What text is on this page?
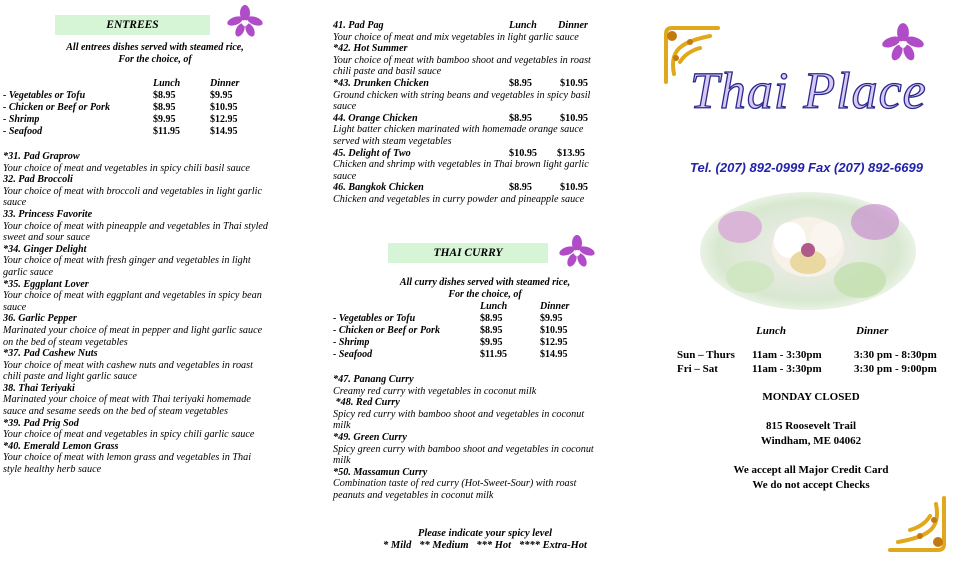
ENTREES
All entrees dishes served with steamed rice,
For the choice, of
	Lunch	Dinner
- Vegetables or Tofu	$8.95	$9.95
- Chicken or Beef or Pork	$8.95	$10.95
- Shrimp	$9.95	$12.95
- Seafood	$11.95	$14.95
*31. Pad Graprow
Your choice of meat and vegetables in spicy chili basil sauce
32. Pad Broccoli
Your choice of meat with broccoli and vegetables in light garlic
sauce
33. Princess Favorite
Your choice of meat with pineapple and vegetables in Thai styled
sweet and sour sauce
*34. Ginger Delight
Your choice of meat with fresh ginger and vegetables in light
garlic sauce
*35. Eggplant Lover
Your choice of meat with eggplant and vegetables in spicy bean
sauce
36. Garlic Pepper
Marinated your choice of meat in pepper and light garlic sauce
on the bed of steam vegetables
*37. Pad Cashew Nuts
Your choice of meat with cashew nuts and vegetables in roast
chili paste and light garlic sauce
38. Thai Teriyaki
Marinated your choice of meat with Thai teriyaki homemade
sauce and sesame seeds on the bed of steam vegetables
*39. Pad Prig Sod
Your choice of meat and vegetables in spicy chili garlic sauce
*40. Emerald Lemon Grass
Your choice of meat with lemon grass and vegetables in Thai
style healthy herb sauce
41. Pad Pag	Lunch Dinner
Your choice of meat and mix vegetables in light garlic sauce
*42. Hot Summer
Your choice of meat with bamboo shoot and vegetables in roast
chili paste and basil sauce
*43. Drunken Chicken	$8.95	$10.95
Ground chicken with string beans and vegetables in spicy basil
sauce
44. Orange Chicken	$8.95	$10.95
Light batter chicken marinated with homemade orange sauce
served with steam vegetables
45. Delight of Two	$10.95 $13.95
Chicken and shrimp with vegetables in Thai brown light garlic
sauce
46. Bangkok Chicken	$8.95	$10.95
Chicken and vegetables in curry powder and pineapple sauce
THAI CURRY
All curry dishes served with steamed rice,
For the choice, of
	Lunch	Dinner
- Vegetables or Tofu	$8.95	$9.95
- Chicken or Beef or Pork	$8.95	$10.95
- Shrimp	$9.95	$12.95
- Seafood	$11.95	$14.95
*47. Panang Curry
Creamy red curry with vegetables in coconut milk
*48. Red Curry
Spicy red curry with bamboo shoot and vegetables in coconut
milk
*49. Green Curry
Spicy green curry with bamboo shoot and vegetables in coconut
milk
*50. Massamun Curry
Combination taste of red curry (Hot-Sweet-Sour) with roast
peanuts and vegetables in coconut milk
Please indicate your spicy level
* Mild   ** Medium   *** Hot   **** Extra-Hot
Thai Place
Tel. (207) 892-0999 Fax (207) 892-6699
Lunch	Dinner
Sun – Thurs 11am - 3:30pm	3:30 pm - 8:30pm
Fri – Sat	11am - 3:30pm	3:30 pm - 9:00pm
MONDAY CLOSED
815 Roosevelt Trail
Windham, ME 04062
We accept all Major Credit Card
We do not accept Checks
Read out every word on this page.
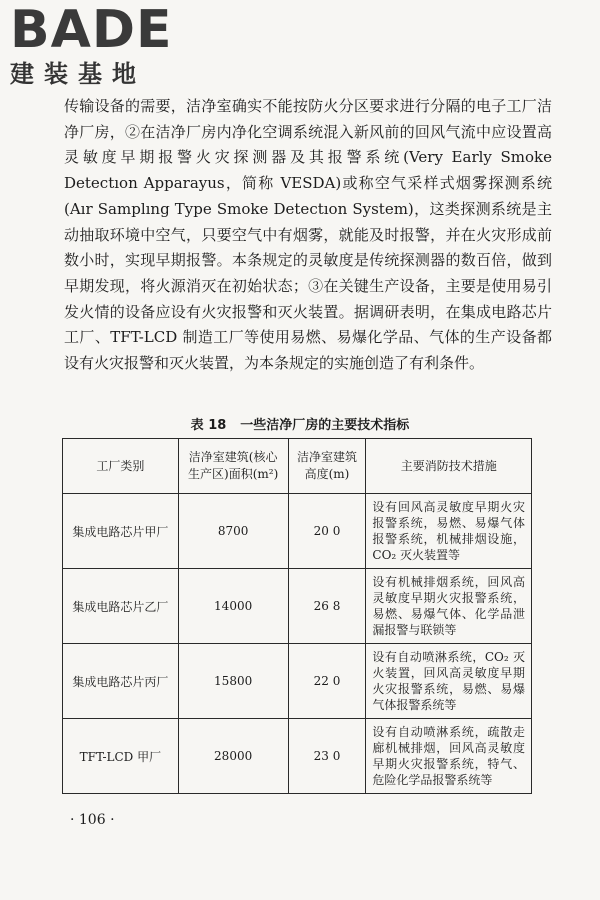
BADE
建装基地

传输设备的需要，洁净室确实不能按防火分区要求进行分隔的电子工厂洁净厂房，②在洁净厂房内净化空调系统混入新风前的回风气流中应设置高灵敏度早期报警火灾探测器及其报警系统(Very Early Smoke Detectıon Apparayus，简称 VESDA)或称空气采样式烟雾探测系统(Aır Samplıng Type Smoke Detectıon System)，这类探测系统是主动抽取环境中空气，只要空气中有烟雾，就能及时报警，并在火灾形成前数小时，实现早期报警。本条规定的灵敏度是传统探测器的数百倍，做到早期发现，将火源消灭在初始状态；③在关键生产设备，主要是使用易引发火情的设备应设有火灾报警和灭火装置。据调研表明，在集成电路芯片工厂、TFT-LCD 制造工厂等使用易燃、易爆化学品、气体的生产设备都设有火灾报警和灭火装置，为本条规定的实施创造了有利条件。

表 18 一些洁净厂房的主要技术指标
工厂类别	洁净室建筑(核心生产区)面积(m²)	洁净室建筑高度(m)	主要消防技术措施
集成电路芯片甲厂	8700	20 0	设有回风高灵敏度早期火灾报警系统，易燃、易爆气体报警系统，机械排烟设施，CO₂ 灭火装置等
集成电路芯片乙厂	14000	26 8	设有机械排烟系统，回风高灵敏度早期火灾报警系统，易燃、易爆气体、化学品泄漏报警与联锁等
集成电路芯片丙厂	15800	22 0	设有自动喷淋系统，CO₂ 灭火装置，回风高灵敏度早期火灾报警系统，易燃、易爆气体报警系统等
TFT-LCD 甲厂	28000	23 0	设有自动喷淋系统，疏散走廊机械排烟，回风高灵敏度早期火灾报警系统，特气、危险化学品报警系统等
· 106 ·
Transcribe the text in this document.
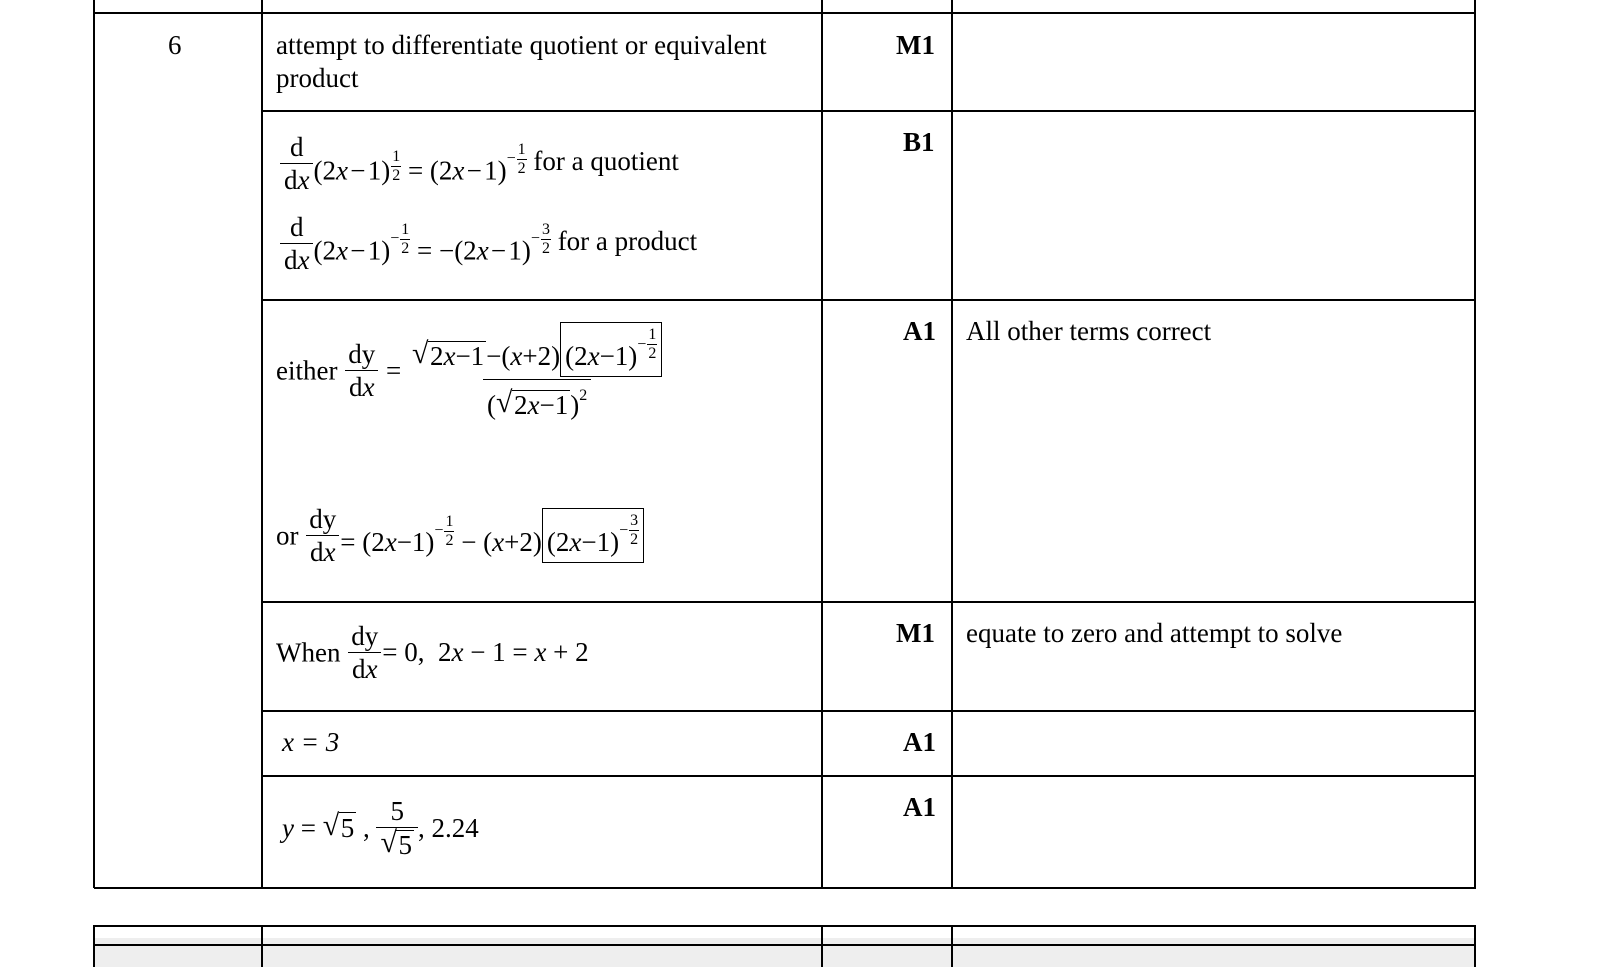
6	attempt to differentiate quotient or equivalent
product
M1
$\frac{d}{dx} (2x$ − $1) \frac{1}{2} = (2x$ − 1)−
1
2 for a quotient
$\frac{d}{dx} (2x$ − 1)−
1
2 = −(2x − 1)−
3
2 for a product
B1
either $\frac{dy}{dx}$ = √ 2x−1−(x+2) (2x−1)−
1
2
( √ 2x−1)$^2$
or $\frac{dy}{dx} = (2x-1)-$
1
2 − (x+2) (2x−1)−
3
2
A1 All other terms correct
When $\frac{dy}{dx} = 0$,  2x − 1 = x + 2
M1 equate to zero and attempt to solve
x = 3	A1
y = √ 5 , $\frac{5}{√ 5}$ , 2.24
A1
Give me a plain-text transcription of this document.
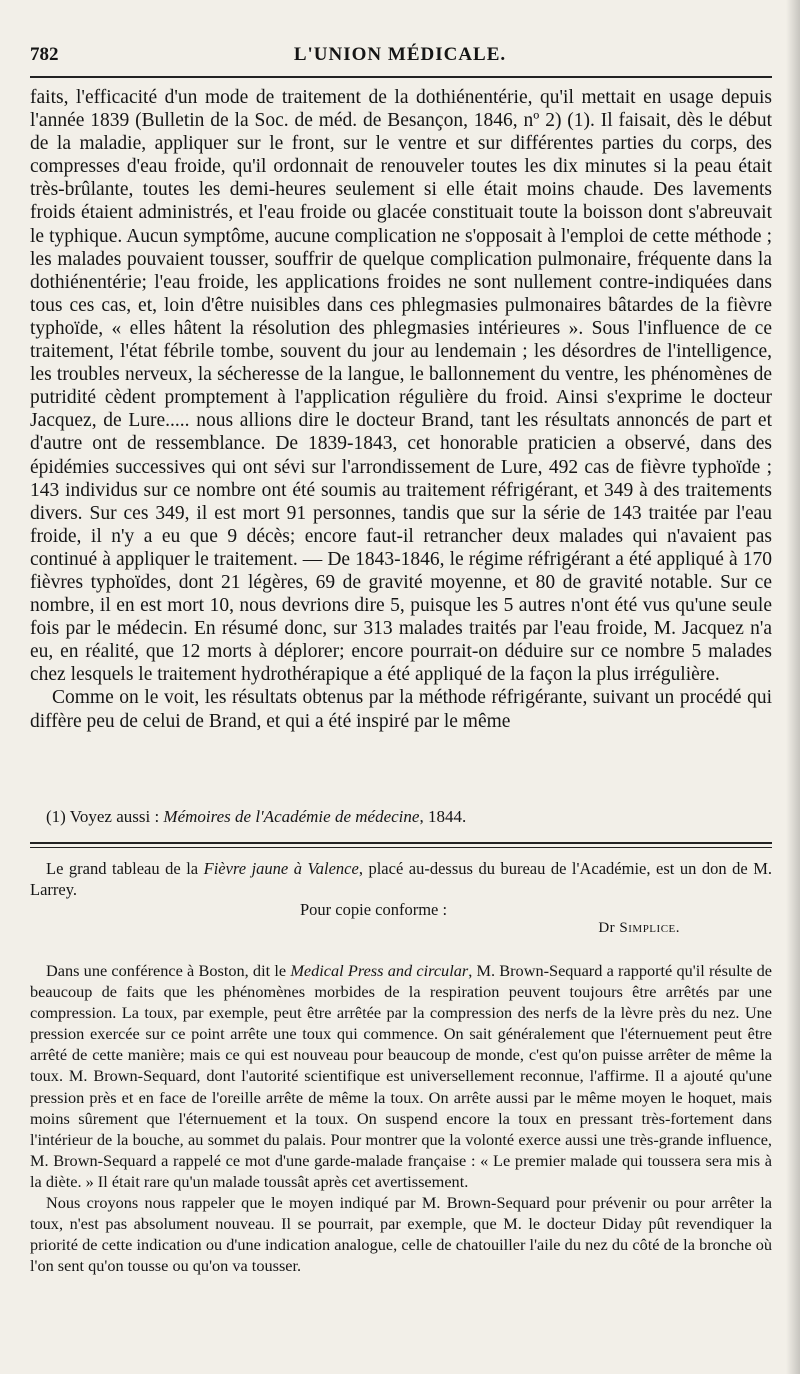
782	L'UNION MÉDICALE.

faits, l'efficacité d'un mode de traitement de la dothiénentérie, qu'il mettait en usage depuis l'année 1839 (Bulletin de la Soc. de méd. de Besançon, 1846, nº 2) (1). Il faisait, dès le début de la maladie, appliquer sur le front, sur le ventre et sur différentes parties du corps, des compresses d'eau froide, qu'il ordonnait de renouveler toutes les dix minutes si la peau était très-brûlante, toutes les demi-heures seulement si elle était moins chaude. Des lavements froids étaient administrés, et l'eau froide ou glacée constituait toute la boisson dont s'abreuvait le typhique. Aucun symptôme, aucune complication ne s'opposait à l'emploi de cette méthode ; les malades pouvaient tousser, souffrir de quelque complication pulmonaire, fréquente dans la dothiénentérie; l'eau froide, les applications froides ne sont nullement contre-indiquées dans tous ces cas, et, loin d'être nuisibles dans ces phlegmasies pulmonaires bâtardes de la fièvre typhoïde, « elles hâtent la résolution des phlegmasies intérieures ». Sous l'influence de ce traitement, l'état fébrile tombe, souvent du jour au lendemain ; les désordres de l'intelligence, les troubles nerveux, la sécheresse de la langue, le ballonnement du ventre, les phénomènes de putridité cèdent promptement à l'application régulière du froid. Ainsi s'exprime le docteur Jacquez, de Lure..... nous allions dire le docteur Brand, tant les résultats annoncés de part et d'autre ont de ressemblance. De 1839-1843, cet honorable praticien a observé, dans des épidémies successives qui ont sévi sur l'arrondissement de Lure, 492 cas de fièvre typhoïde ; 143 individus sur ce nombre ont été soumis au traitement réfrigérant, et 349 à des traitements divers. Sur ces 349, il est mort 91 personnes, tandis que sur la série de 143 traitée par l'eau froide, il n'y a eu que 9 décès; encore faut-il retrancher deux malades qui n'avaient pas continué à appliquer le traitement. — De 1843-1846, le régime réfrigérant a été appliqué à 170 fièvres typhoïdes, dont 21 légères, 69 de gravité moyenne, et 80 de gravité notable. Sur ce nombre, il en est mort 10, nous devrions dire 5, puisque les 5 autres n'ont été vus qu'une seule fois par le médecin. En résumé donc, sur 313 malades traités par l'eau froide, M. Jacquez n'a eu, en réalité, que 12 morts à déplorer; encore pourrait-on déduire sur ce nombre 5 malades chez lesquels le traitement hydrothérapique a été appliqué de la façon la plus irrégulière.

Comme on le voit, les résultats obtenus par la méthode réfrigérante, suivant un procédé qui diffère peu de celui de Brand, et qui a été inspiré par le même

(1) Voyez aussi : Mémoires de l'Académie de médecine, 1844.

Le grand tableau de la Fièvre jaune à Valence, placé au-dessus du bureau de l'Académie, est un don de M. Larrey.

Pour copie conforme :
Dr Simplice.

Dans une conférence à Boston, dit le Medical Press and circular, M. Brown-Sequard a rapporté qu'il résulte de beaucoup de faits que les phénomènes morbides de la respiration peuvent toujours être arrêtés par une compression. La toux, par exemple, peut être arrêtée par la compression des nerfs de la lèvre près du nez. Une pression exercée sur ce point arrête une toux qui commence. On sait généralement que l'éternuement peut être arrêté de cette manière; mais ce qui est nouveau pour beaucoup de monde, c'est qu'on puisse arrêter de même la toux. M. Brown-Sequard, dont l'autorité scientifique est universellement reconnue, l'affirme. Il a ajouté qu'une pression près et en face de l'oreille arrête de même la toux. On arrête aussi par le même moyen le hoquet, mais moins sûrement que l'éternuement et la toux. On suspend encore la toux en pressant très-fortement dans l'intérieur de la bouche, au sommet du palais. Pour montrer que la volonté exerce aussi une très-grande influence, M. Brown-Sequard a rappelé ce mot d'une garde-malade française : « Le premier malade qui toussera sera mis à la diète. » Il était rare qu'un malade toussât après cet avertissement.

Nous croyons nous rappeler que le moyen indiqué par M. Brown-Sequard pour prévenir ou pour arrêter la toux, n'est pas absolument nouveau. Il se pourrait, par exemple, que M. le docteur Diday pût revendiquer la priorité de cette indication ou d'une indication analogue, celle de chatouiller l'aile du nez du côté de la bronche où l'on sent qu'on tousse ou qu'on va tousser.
=-=-=
Return, from the data, each line that has the word "bamboo" in it.

Answer for the task →
Your choice of meat with bamboo shoot and vegetables in roast
Spicy red curry with bamboo shoot and vegetables in coconut
Spicy green curry with bamboo shoot and vegetables in coconut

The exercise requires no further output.